**What the task asks**
Present the following data again exactly as it is shown.

**Records shown**
• • •

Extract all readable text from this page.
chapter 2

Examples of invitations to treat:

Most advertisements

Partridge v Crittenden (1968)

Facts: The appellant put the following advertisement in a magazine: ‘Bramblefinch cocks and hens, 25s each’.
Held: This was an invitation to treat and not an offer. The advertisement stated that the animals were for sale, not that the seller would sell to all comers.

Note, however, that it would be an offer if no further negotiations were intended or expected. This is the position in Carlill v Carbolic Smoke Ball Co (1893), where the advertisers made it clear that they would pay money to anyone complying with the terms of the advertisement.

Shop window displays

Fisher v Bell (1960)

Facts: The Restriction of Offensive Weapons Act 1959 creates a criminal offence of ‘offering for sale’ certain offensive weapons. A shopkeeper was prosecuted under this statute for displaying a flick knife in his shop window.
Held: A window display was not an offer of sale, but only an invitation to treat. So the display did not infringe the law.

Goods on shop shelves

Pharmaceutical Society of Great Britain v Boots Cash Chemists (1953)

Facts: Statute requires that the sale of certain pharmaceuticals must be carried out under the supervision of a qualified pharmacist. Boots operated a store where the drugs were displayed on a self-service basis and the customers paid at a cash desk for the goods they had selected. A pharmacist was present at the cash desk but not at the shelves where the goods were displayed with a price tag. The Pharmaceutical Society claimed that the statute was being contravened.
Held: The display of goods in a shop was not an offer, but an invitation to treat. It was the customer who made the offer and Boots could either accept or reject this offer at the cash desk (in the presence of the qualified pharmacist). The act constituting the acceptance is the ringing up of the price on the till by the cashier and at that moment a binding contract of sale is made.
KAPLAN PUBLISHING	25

• • •

**Solution to the problem**
Extract all readable text from this page.
chapter 2

Examples of invitations to treat:

Most advertisements

Partridge v Crittenden (1968)

Facts: The appellant put the following advertisement in a magazine: ‘Bramblefinch cocks and hens, 25s each’.
Held: This was an invitation to treat and not an offer. The advertisement stated that the animals were for sale, not that the seller would sell to all comers.

Note, however, that it would be an offer if no further negotiations were intended or expected. This is the position in Carlill v Carbolic Smoke Ball Co (1893), where the advertisers made it clear that they would pay money to anyone complying with the terms of the advertisement.

Shop window displays

Fisher v Bell (1960)

Facts: The Restriction of Offensive Weapons Act 1959 creates a criminal offence of ‘offering for sale’ certain offensive weapons. A shopkeeper was prosecuted under this statute for displaying a flick knife in his shop window.
Held: A window display was not an offer of sale, but only an invitation to treat. So the display did not infringe the law.

Goods on shop shelves

Pharmaceutical Society of Great Britain v Boots Cash Chemists (1953)

Facts: Statute requires that the sale of certain pharmaceuticals must be carried out under the supervision of a qualified pharmacist. Boots operated a store where the drugs were displayed on a self-service basis and the customers paid at a cash desk for the goods they had selected. A pharmacist was present at the cash desk but not at the shelves where the goods were displayed with a price tag. The Pharmaceutical Society claimed that the statute was being contravened.
Held: The display of goods in a shop was not an offer, but an invitation to treat. It was the customer who made the offer and Boots could either accept or reject this offer at the cash desk (in the presence of the qualified pharmacist). The act constituting the acceptance is the ringing up of the price on the till by the cashier and at that moment a binding contract of sale is made.
KAPLAN PUBLISHING	25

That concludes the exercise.